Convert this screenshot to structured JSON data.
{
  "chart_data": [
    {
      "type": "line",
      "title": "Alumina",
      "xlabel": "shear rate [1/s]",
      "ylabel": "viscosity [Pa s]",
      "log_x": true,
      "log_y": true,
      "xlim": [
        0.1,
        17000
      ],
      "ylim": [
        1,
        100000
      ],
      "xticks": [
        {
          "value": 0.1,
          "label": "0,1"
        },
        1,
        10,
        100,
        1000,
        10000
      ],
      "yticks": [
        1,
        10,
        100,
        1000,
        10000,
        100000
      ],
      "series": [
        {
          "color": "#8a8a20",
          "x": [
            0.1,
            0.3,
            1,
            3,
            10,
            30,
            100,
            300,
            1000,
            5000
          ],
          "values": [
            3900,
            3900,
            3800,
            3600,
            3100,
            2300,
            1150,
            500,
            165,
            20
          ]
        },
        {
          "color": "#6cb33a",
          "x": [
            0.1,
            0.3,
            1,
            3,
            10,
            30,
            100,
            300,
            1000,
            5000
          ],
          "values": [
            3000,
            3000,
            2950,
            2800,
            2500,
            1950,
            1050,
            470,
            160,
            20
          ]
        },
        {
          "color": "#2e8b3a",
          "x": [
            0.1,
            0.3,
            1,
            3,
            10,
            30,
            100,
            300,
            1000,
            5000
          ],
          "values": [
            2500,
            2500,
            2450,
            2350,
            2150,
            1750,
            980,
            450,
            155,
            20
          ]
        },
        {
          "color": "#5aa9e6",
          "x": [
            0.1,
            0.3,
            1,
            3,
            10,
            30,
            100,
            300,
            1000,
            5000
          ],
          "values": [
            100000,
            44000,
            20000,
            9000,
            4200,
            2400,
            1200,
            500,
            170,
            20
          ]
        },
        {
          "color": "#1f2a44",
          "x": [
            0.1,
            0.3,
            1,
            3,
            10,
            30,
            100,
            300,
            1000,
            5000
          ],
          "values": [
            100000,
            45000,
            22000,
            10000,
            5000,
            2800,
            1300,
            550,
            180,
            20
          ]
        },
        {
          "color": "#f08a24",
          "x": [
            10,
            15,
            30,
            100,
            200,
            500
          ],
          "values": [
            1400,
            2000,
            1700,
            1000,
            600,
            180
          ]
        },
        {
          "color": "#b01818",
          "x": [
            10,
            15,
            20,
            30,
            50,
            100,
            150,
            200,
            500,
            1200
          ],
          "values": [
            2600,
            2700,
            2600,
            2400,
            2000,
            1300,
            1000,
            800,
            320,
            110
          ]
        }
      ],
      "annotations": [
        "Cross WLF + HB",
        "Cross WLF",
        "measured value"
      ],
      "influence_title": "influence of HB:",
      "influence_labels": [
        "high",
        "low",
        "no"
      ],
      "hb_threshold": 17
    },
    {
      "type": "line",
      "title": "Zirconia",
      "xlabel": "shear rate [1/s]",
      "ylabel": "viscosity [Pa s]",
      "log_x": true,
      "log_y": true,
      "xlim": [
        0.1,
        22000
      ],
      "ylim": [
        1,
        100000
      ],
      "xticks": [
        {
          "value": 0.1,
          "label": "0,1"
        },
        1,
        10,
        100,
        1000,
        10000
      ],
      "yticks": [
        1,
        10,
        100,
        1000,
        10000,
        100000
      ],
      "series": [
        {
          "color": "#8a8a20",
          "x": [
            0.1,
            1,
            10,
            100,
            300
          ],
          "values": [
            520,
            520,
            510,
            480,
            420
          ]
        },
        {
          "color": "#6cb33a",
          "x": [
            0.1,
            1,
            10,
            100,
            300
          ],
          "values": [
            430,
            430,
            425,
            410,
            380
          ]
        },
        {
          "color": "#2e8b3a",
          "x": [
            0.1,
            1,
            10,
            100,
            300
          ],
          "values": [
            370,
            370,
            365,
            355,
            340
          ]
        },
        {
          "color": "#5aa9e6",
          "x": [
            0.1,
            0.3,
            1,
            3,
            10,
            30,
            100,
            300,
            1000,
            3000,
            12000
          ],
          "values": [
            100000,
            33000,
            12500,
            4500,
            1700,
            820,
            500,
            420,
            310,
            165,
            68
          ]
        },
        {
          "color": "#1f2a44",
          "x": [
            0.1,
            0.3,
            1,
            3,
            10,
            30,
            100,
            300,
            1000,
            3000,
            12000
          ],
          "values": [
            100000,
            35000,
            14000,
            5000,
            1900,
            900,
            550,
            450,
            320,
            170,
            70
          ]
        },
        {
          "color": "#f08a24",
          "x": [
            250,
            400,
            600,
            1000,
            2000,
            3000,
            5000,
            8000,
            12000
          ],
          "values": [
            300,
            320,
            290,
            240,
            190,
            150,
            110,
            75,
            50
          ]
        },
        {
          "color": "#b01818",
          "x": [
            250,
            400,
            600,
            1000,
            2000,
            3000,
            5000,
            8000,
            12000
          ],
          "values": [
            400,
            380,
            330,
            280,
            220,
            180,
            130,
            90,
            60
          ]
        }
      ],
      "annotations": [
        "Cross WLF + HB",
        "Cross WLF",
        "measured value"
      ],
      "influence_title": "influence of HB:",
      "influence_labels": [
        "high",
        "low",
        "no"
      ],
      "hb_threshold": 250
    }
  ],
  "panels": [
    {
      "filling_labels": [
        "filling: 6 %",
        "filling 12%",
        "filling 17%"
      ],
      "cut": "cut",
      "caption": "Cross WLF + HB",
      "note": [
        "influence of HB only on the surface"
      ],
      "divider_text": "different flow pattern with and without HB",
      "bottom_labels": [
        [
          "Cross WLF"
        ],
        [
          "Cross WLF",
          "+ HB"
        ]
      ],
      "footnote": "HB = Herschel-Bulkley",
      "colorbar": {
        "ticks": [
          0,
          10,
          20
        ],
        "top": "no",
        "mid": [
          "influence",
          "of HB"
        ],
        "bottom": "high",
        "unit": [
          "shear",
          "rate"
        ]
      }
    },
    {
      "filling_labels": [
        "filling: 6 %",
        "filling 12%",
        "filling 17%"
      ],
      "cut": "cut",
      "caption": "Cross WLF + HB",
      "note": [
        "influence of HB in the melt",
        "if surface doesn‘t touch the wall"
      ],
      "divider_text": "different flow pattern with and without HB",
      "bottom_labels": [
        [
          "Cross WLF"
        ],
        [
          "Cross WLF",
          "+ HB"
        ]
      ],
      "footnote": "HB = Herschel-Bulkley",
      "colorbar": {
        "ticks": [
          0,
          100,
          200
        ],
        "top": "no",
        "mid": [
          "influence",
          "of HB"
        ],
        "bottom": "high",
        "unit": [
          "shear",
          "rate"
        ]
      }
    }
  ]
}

--------------------------------------------------

What needs to be done:
Retype the entries exactly, including every line.

Solution to the exercise:
Convert this screenshot to structured JSON data.
{
  "chart_data": [
    {
      "type": "line",
      "title": "Alumina",
      "xlabel": "shear rate [1/s]",
      "ylabel": "viscosity [Pa s]",
      "log_x": true,
      "log_y": true,
      "xlim": [
        0.1,
        17000
      ],
      "ylim": [
        1,
        100000
      ],
      "xticks": [
        {
          "value": 0.1,
          "label": "0,1"
        },
        1,
        10,
        100,
        1000,
        10000
      ],
      "yticks": [
        1,
        10,
        100,
        1000,
        10000,
        100000
      ],
      "series": [
        {
          "color": "#8a8a20",
          "x": [
            0.1,
            0.3,
            1,
            3,
            10,
            30,
            100,
            300,
            1000,
            5000
          ],
          "values": [
            3900,
            3900,
            3800,
            3600,
            3100,
            2300,
            1150,
            500,
            165,
            20
          ]
        },
        {
          "color": "#6cb33a",
          "x": [
            0.1,
            0.3,
            1,
            3,
            10,
            30,
            100,
            300,
            1000,
            5000
          ],
          "values": [
            3000,
            3000,
            2950,
            2800,
            2500,
            1950,
            1050,
            470,
            160,
            20
          ]
        },
        {
          "color": "#2e8b3a",
          "x": [
            0.1,
            0.3,
            1,
            3,
            10,
            30,
            100,
            300,
            1000,
            5000
          ],
          "values": [
            2500,
            2500,
            2450,
            2350,
            2150,
            1750,
            980,
            450,
            155,
            20
          ]
        },
        {
          "color": "#5aa9e6",
          "x": [
            0.1,
            0.3,
            1,
            3,
            10,
            30,
            100,
            300,
            1000,
            5000
          ],
          "values": [
            100000,
            44000,
            20000,
            9000,
            4200,
            2400,
            1200,
            500,
            170,
            20
          ]
        },
        {
          "color": "#1f2a44",
          "x": [
            0.1,
            0.3,
            1,
            3,
            10,
            30,
            100,
            300,
            1000,
            5000
          ],
          "values": [
            100000,
            45000,
            22000,
            10000,
            5000,
            2800,
            1300,
            550,
            180,
            20
          ]
        },
        {
          "color": "#f08a24",
          "x": [
            10,
            15,
            30,
            100,
            200,
            500
          ],
          "values": [
            1400,
            2000,
            1700,
            1000,
            600,
            180
          ]
        },
        {
          "color": "#b01818",
          "x": [
            10,
            15,
            20,
            30,
            50,
            100,
            150,
            200,
            500,
            1200
          ],
          "values": [
            2600,
            2700,
            2600,
            2400,
            2000,
            1300,
            1000,
            800,
            320,
            110
          ]
        }
      ],
      "annotations": [
        "Cross WLF + HB",
        "Cross WLF",
        "measured value"
      ],
      "influence_title": "influence of HB:",
      "influence_labels": [
        "high",
        "low",
        "no"
      ],
      "hb_threshold": 17
    },
    {
      "type": "line",
      "title": "Zirconia",
      "xlabel": "shear rate [1/s]",
      "ylabel": "viscosity [Pa s]",
      "log_x": true,
      "log_y": true,
      "xlim": [
        0.1,
        22000
      ],
      "ylim": [
        1,
        100000
      ],
      "xticks": [
        {
          "value": 0.1,
          "label": "0,1"
        },
        1,
        10,
        100,
        1000,
        10000
      ],
      "yticks": [
        1,
        10,
        100,
        1000,
        10000,
        100000
      ],
      "series": [
        {
          "color": "#8a8a20",
          "x": [
            0.1,
            1,
            10,
            100,
            300
          ],
          "values": [
            520,
            520,
            510,
            480,
            420
          ]
        },
        {
          "color": "#6cb33a",
          "x": [
            0.1,
            1,
            10,
            100,
            300
          ],
          "values": [
            430,
            430,
            425,
            410,
            380
          ]
        },
        {
          "color": "#2e8b3a",
          "x": [
            0.1,
            1,
            10,
            100,
            300
          ],
          "values": [
            370,
            370,
            365,
            355,
            340
          ]
        },
        {
          "color": "#5aa9e6",
          "x": [
            0.1,
            0.3,
            1,
            3,
            10,
            30,
            100,
            300,
            1000,
            3000,
            12000
          ],
          "values": [
            100000,
            33000,
            12500,
            4500,
            1700,
            820,
            500,
            420,
            310,
            165,
            68
          ]
        },
        {
          "color": "#1f2a44",
          "x": [
            0.1,
            0.3,
            1,
            3,
            10,
            30,
            100,
            300,
            1000,
            3000,
            12000
          ],
          "values": [
            100000,
            35000,
            14000,
            5000,
            1900,
            900,
            550,
            450,
            320,
            170,
            70
          ]
        },
        {
          "color": "#f08a24",
          "x": [
            250,
            400,
            600,
            1000,
            2000,
            3000,
            5000,
            8000,
            12000
          ],
          "values": [
            300,
            320,
            290,
            240,
            190,
            150,
            110,
            75,
            50
          ]
        },
        {
          "color": "#b01818",
          "x": [
            250,
            400,
            600,
            1000,
            2000,
            3000,
            5000,
            8000,
            12000
          ],
          "values": [
            400,
            380,
            330,
            280,
            220,
            180,
            130,
            90,
            60
          ]
        }
      ],
      "annotations": [
        "Cross WLF + HB",
        "Cross WLF",
        "measured value"
      ],
      "influence_title": "influence of HB:",
      "influence_labels": [
        "high",
        "low",
        "no"
      ],
      "hb_threshold": 250
    }
  ],
  "panels": [
    {
      "filling_labels": [
        "filling: 6 %",
        "filling 12%",
        "filling 17%"
      ],
      "cut": "cut",
      "caption": "Cross WLF + HB",
      "note": [
        "influence of HB only on the surface"
      ],
      "divider_text": "different flow pattern with and without HB",
      "bottom_labels": [
        [
          "Cross WLF"
        ],
        [
          "Cross WLF",
          "+ HB"
        ]
      ],
      "footnote": "HB = Herschel-Bulkley",
      "colorbar": {
        "ticks": [
          0,
          10,
          20
        ],
        "top": "no",
        "mid": [
          "influence",
          "of HB"
        ],
        "bottom": "high",
        "unit": [
          "shear",
          "rate"
        ]
      }
    },
    {
      "filling_labels": [
        "filling: 6 %",
        "filling 12%",
        "filling 17%"
      ],
      "cut": "cut",
      "caption": "Cross WLF + HB",
      "note": [
        "influence of HB in the melt",
        "if surface doesn‘t touch the wall"
      ],
      "divider_text": "different flow pattern with and without HB",
      "bottom_labels": [
        [
          "Cross WLF"
        ],
        [
          "Cross WLF",
          "+ HB"
        ]
      ],
      "footnote": "HB = Herschel-Bulkley",
      "colorbar": {
        "ticks": [
          0,
          100,
          200
        ],
        "top": "no",
        "mid": [
          "influence",
          "of HB"
        ],
        "bottom": "high",
        "unit": [
          "shear",
          "rate"
        ]
      }
    }
  ]
}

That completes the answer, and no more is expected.